Structured figure records:
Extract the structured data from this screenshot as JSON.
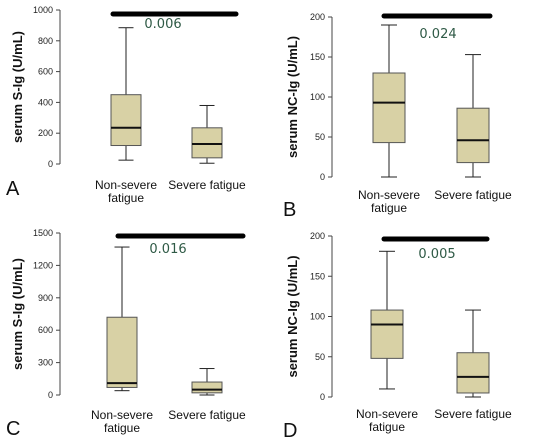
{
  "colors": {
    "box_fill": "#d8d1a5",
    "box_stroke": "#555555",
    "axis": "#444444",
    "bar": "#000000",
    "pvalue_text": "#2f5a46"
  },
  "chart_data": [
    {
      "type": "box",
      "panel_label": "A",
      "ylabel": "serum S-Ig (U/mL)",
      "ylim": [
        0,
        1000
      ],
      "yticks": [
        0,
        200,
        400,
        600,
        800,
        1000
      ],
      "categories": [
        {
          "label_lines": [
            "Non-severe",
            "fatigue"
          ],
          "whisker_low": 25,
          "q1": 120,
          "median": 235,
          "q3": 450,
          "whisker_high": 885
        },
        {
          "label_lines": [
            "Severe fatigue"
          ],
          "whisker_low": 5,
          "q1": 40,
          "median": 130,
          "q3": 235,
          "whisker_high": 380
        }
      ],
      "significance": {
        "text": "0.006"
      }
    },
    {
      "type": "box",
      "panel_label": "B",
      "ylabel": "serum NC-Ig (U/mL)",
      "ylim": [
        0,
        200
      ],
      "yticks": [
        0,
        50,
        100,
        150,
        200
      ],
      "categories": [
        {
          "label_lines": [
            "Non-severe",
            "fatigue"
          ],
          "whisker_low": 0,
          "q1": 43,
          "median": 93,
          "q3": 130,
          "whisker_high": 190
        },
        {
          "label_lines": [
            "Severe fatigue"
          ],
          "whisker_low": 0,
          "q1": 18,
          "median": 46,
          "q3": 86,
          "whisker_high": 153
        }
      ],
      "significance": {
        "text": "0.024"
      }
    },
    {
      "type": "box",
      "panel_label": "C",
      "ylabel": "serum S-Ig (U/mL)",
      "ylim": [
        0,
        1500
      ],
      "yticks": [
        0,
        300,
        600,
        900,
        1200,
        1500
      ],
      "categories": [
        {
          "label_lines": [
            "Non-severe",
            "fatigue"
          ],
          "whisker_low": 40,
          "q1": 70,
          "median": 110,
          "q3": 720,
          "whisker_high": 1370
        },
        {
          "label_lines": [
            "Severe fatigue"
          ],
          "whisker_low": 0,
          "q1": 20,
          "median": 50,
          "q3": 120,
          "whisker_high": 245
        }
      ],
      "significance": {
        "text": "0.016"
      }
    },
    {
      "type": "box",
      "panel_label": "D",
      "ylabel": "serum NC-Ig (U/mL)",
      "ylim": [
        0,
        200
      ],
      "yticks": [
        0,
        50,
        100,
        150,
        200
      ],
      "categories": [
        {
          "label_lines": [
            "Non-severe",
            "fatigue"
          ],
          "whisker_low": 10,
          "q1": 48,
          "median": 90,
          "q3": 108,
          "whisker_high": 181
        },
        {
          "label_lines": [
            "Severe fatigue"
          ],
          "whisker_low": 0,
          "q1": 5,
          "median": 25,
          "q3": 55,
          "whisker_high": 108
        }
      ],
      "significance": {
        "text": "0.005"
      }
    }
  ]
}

● **What is asked**
Exactly reproduce the entries above, minus the pictures.

● **Answer for the task**
Extract the structured data from this screenshot as JSON.
{
  "colors": {
    "box_fill": "#d8d1a5",
    "box_stroke": "#555555",
    "axis": "#444444",
    "bar": "#000000",
    "pvalue_text": "#2f5a46"
  },
  "chart_data": [
    {
      "type": "box",
      "panel_label": "A",
      "ylabel": "serum S-Ig (U/mL)",
      "ylim": [
        0,
        1000
      ],
      "yticks": [
        0,
        200,
        400,
        600,
        800,
        1000
      ],
      "categories": [
        {
          "label_lines": [
            "Non-severe",
            "fatigue"
          ],
          "whisker_low": 25,
          "q1": 120,
          "median": 235,
          "q3": 450,
          "whisker_high": 885
        },
        {
          "label_lines": [
            "Severe fatigue"
          ],
          "whisker_low": 5,
          "q1": 40,
          "median": 130,
          "q3": 235,
          "whisker_high": 380
        }
      ],
      "significance": {
        "text": "0.006"
      }
    },
    {
      "type": "box",
      "panel_label": "B",
      "ylabel": "serum NC-Ig (U/mL)",
      "ylim": [
        0,
        200
      ],
      "yticks": [
        0,
        50,
        100,
        150,
        200
      ],
      "categories": [
        {
          "label_lines": [
            "Non-severe",
            "fatigue"
          ],
          "whisker_low": 0,
          "q1": 43,
          "median": 93,
          "q3": 130,
          "whisker_high": 190
        },
        {
          "label_lines": [
            "Severe fatigue"
          ],
          "whisker_low": 0,
          "q1": 18,
          "median": 46,
          "q3": 86,
          "whisker_high": 153
        }
      ],
      "significance": {
        "text": "0.024"
      }
    },
    {
      "type": "box",
      "panel_label": "C",
      "ylabel": "serum S-Ig (U/mL)",
      "ylim": [
        0,
        1500
      ],
      "yticks": [
        0,
        300,
        600,
        900,
        1200,
        1500
      ],
      "categories": [
        {
          "label_lines": [
            "Non-severe",
            "fatigue"
          ],
          "whisker_low": 40,
          "q1": 70,
          "median": 110,
          "q3": 720,
          "whisker_high": 1370
        },
        {
          "label_lines": [
            "Severe fatigue"
          ],
          "whisker_low": 0,
          "q1": 20,
          "median": 50,
          "q3": 120,
          "whisker_high": 245
        }
      ],
      "significance": {
        "text": "0.016"
      }
    },
    {
      "type": "box",
      "panel_label": "D",
      "ylabel": "serum NC-Ig (U/mL)",
      "ylim": [
        0,
        200
      ],
      "yticks": [
        0,
        50,
        100,
        150,
        200
      ],
      "categories": [
        {
          "label_lines": [
            "Non-severe",
            "fatigue"
          ],
          "whisker_low": 10,
          "q1": 48,
          "median": 90,
          "q3": 108,
          "whisker_high": 181
        },
        {
          "label_lines": [
            "Severe fatigue"
          ],
          "whisker_low": 0,
          "q1": 5,
          "median": 25,
          "q3": 55,
          "whisker_high": 108
        }
      ],
      "significance": {
        "text": "0.005"
      }
    }
  ]
}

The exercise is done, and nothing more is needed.